▶ [Dataset excerpts]:
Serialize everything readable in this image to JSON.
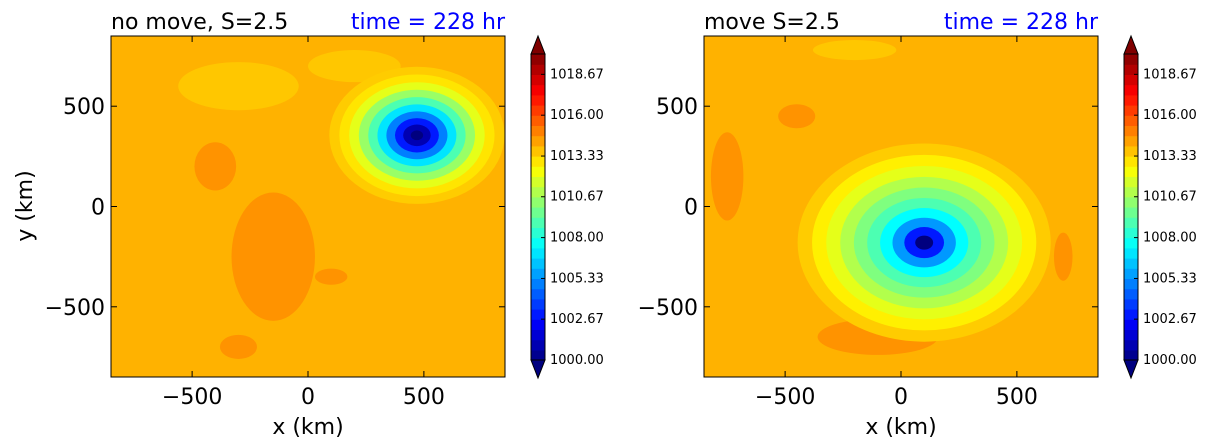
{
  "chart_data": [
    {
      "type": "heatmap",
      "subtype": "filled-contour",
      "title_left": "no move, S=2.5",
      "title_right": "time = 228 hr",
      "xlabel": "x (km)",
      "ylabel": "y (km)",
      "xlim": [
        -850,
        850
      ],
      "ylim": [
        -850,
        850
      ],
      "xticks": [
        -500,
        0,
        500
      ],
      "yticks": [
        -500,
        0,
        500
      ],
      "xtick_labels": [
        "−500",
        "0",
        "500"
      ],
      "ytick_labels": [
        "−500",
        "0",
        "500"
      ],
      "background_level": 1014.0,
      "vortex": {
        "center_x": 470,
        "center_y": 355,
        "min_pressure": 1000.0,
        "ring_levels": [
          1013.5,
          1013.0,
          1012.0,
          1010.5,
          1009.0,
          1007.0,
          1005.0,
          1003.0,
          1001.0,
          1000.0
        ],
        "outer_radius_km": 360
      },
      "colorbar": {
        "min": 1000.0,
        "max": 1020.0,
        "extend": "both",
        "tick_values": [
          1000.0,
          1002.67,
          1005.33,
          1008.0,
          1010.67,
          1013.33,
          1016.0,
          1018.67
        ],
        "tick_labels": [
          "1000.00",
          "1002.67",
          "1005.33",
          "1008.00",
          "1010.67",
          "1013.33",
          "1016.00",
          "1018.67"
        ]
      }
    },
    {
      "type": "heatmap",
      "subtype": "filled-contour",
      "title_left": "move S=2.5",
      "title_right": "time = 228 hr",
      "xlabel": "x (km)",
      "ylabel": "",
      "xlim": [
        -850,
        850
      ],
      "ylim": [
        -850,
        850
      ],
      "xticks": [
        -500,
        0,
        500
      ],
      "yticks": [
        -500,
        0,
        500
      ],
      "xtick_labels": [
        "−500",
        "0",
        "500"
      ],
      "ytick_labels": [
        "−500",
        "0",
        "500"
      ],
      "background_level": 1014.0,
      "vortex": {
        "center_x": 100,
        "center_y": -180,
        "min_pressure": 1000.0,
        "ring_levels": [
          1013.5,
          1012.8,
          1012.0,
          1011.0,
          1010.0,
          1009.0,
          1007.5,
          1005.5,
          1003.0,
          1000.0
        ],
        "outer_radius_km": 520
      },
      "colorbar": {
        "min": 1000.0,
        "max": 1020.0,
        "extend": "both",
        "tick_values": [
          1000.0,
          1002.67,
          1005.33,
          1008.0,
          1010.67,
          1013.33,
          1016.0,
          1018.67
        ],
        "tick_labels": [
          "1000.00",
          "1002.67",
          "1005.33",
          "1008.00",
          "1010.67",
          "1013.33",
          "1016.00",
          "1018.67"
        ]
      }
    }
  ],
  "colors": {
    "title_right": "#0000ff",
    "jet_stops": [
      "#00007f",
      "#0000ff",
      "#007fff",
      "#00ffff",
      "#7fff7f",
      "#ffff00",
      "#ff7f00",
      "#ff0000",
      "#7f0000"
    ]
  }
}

▶ [Work to be completed]: Print every entry exactly as written, without the pictures.

▶ [Exercise answer]:
Serialize everything readable in this image to JSON.
{
  "chart_data": [
    {
      "type": "heatmap",
      "subtype": "filled-contour",
      "title_left": "no move, S=2.5",
      "title_right": "time = 228 hr",
      "xlabel": "x (km)",
      "ylabel": "y (km)",
      "xlim": [
        -850,
        850
      ],
      "ylim": [
        -850,
        850
      ],
      "xticks": [
        -500,
        0,
        500
      ],
      "yticks": [
        -500,
        0,
        500
      ],
      "xtick_labels": [
        "−500",
        "0",
        "500"
      ],
      "ytick_labels": [
        "−500",
        "0",
        "500"
      ],
      "background_level": 1014.0,
      "vortex": {
        "center_x": 470,
        "center_y": 355,
        "min_pressure": 1000.0,
        "ring_levels": [
          1013.5,
          1013.0,
          1012.0,
          1010.5,
          1009.0,
          1007.0,
          1005.0,
          1003.0,
          1001.0,
          1000.0
        ],
        "outer_radius_km": 360
      },
      "colorbar": {
        "min": 1000.0,
        "max": 1020.0,
        "extend": "both",
        "tick_values": [
          1000.0,
          1002.67,
          1005.33,
          1008.0,
          1010.67,
          1013.33,
          1016.0,
          1018.67
        ],
        "tick_labels": [
          "1000.00",
          "1002.67",
          "1005.33",
          "1008.00",
          "1010.67",
          "1013.33",
          "1016.00",
          "1018.67"
        ]
      }
    },
    {
      "type": "heatmap",
      "subtype": "filled-contour",
      "title_left": "move S=2.5",
      "title_right": "time = 228 hr",
      "xlabel": "x (km)",
      "ylabel": "",
      "xlim": [
        -850,
        850
      ],
      "ylim": [
        -850,
        850
      ],
      "xticks": [
        -500,
        0,
        500
      ],
      "yticks": [
        -500,
        0,
        500
      ],
      "xtick_labels": [
        "−500",
        "0",
        "500"
      ],
      "ytick_labels": [
        "−500",
        "0",
        "500"
      ],
      "background_level": 1014.0,
      "vortex": {
        "center_x": 100,
        "center_y": -180,
        "min_pressure": 1000.0,
        "ring_levels": [
          1013.5,
          1012.8,
          1012.0,
          1011.0,
          1010.0,
          1009.0,
          1007.5,
          1005.5,
          1003.0,
          1000.0
        ],
        "outer_radius_km": 520
      },
      "colorbar": {
        "min": 1000.0,
        "max": 1020.0,
        "extend": "both",
        "tick_values": [
          1000.0,
          1002.67,
          1005.33,
          1008.0,
          1010.67,
          1013.33,
          1016.0,
          1018.67
        ],
        "tick_labels": [
          "1000.00",
          "1002.67",
          "1005.33",
          "1008.00",
          "1010.67",
          "1013.33",
          "1016.00",
          "1018.67"
        ]
      }
    }
  ],
  "colors": {
    "title_right": "#0000ff",
    "jet_stops": [
      "#00007f",
      "#0000ff",
      "#007fff",
      "#00ffff",
      "#7fff7f",
      "#ffff00",
      "#ff7f00",
      "#ff0000",
      "#7f0000"
    ]
  }
}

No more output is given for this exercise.